[Stated exercise]
Can you write out all the lines word for word, with no pictures?

[Data]

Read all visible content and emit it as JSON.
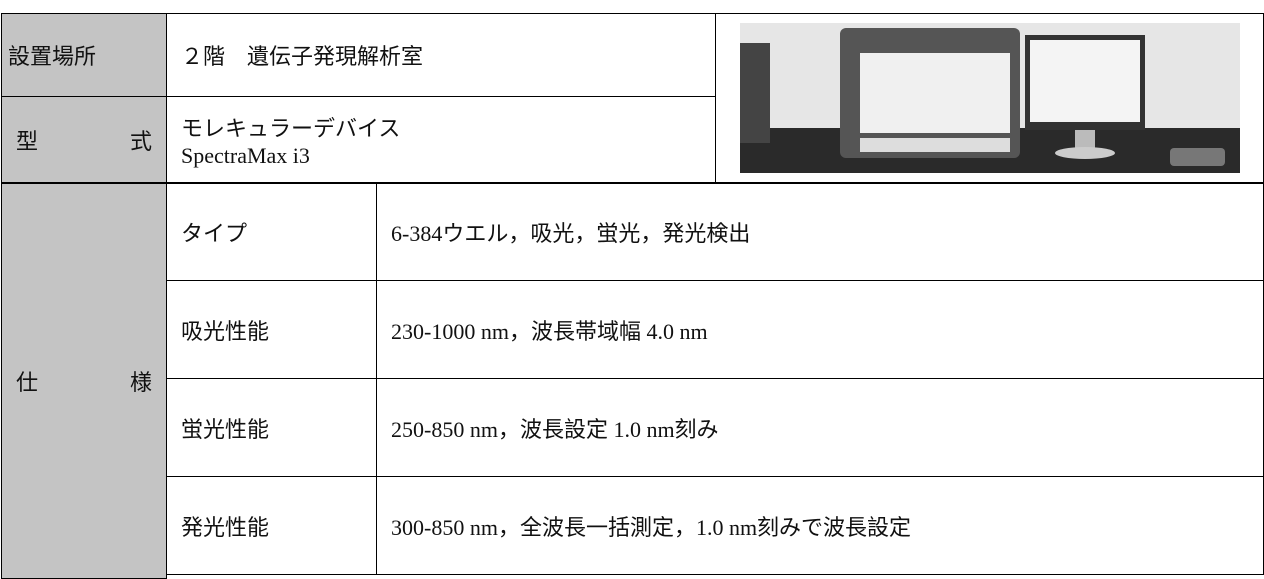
{
  "table": {
    "location": {
      "label": "設置場所",
      "value": "２階　遺伝子発現解析室"
    },
    "model": {
      "label": [
        "型",
        "式"
      ],
      "value": [
        "モレキュラーデバイス",
        "SpectraMax i3"
      ]
    },
    "spec": {
      "label": [
        "仕",
        "様"
      ],
      "rows": [
        [
          "タイプ",
          "6-384ウエル，吸光，蛍光，発光検出"
        ],
        [
          "吸光性能",
          "230-1000 nm，波長帯域幅  4.0 nm"
        ],
        [
          "蛍光性能",
          "250-850 nm，波長設定  1.0 nm刻み"
        ],
        [
          "発光性能",
          "300-850 nm，全波長一括測定，1.0 nm刻みで波長設定"
        ]
      ]
    }
  }
}
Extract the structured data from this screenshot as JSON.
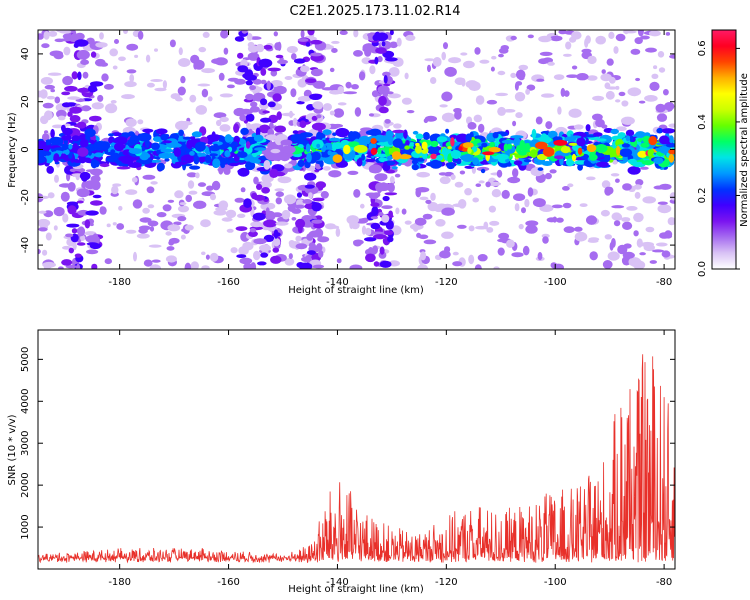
{
  "title": "C2E1.2025.173.11.02.R14",
  "colors": {
    "line": "#e8302a",
    "axis": "#000000",
    "colormap": [
      "#ffffff",
      "#d9c2f5",
      "#a66cf0",
      "#7b14f0",
      "#3f00ff",
      "#0033ff",
      "#0099ff",
      "#00e5e5",
      "#00ff66",
      "#66ff00",
      "#ccff00",
      "#ffff00",
      "#ffb000",
      "#ff4400",
      "#ff0022",
      "#ff1a66"
    ]
  },
  "chart_data": [
    {
      "type": "heatmap",
      "title": "C2E1.2025.173.11.02.R14",
      "xlabel": "Height of straight line (km)",
      "ylabel": "Frequency (Hz)",
      "xlim": [
        -195,
        -78
      ],
      "ylim": [
        -50,
        50
      ],
      "x_ticks": [
        "-180",
        "-160",
        "-140",
        "-120",
        "-100",
        "-80"
      ],
      "y_ticks": [
        "-40",
        "-20",
        "0",
        "20",
        "40"
      ],
      "description_band_center_hz": 0,
      "band_halfwidth_hz": 10,
      "colorbar": {
        "label": "Normalized spectral amplitude",
        "range": [
          0.0,
          0.65
        ],
        "ticks": [
          "0.0",
          "0.2",
          "0.4",
          "0.6"
        ]
      }
    },
    {
      "type": "line",
      "xlabel": "Height of straight line (km)",
      "ylabel": "SNR (10 * v/v)",
      "xlim": [
        -195,
        -78
      ],
      "ylim": [
        0,
        5700
      ],
      "x_ticks": [
        "-180",
        "-160",
        "-140",
        "-120",
        "-100",
        "-80"
      ],
      "y_ticks": [
        "1000",
        "2000",
        "3000",
        "4000",
        "5000"
      ],
      "envelope": {
        "x": [
          -195,
          -180,
          -165,
          -150,
          -145,
          -142,
          -140,
          -135,
          -130,
          -125,
          -120,
          -115,
          -110,
          -105,
          -100,
          -95,
          -90,
          -87,
          -85,
          -83,
          -81,
          -79,
          -78
        ],
        "y": [
          350,
          500,
          500,
          350,
          600,
          1700,
          2300,
          1400,
          1000,
          900,
          1300,
          1600,
          1400,
          1600,
          1900,
          2000,
          3000,
          5300,
          4500,
          5700,
          4900,
          3900,
          3600
        ]
      }
    }
  ],
  "colorbar_ticks": [
    "0.0",
    "0.2",
    "0.4",
    "0.6"
  ],
  "colorbar_label": "Normalized spectral amplitude"
}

[Full answer]
Read all visible content and emit it as JSON.
{
  "table": {
    "location": {
      "label": "設置場所",
      "value": "２階　遺伝子発現解析室"
    },
    "model": {
      "label": [
        "型",
        "式"
      ],
      "value": [
        "モレキュラーデバイス",
        "SpectraMax i3"
      ]
    },
    "spec": {
      "label": [
        "仕",
        "様"
      ],
      "rows": [
        [
          "タイプ",
          "6-384ウエル，吸光，蛍光，発光検出"
        ],
        [
          "吸光性能",
          "230-1000 nm，波長帯域幅  4.0 nm"
        ],
        [
          "蛍光性能",
          "250-850 nm，波長設定  1.0 nm刻み"
        ],
        [
          "発光性能",
          "300-850 nm，全波長一括測定，1.0 nm刻みで波長設定"
        ]
      ]
    }
  }
}
Extract the structured data from this screenshot as JSON.
{
  "title": "C2E1.2025.173.11.02.R14",
  "colors": {
    "line": "#e8302a",
    "axis": "#000000",
    "colormap": [
      "#ffffff",
      "#d9c2f5",
      "#a66cf0",
      "#7b14f0",
      "#3f00ff",
      "#0033ff",
      "#0099ff",
      "#00e5e5",
      "#00ff66",
      "#66ff00",
      "#ccff00",
      "#ffff00",
      "#ffb000",
      "#ff4400",
      "#ff0022",
      "#ff1a66"
    ]
  },
  "chart_data": [
    {
      "type": "heatmap",
      "title": "C2E1.2025.173.11.02.R14",
      "xlabel": "Height of straight line (km)",
      "ylabel": "Frequency (Hz)",
      "xlim": [
        -195,
        -78
      ],
      "ylim": [
        -50,
        50
      ],
      "x_ticks": [
        "-180",
        "-160",
        "-140",
        "-120",
        "-100",
        "-80"
      ],
      "y_ticks": [
        "-40",
        "-20",
        "0",
        "20",
        "40"
      ],
      "description_band_center_hz": 0,
      "band_halfwidth_hz": 10,
      "colorbar": {
        "label": "Normalized spectral amplitude",
        "range": [
          0.0,
          0.65
        ],
        "ticks": [
          "0.0",
          "0.2",
          "0.4",
          "0.6"
        ]
      }
    },
    {
      "type": "line",
      "xlabel": "Height of straight line (km)",
      "ylabel": "SNR (10 * v/v)",
      "xlim": [
        -195,
        -78
      ],
      "ylim": [
        0,
        5700
      ],
      "x_ticks": [
        "-180",
        "-160",
        "-140",
        "-120",
        "-100",
        "-80"
      ],
      "y_ticks": [
        "1000",
        "2000",
        "3000",
        "4000",
        "5000"
      ],
      "envelope": {
        "x": [
          -195,
          -180,
          -165,
          -150,
          -145,
          -142,
          -140,
          -135,
          -130,
          -125,
          -120,
          -115,
          -110,
          -105,
          -100,
          -95,
          -90,
          -87,
          -85,
          -83,
          -81,
          -79,
          -78
        ],
        "y": [
          350,
          500,
          500,
          350,
          600,
          1700,
          2300,
          1400,
          1000,
          900,
          1300,
          1600,
          1400,
          1600,
          1900,
          2000,
          3000,
          5300,
          4500,
          5700,
          4900,
          3900,
          3600
        ]
      }
    }
  ],
  "colorbar_ticks": [
    "0.0",
    "0.2",
    "0.4",
    "0.6"
  ],
  "colorbar_label": "Normalized spectral amplitude"
}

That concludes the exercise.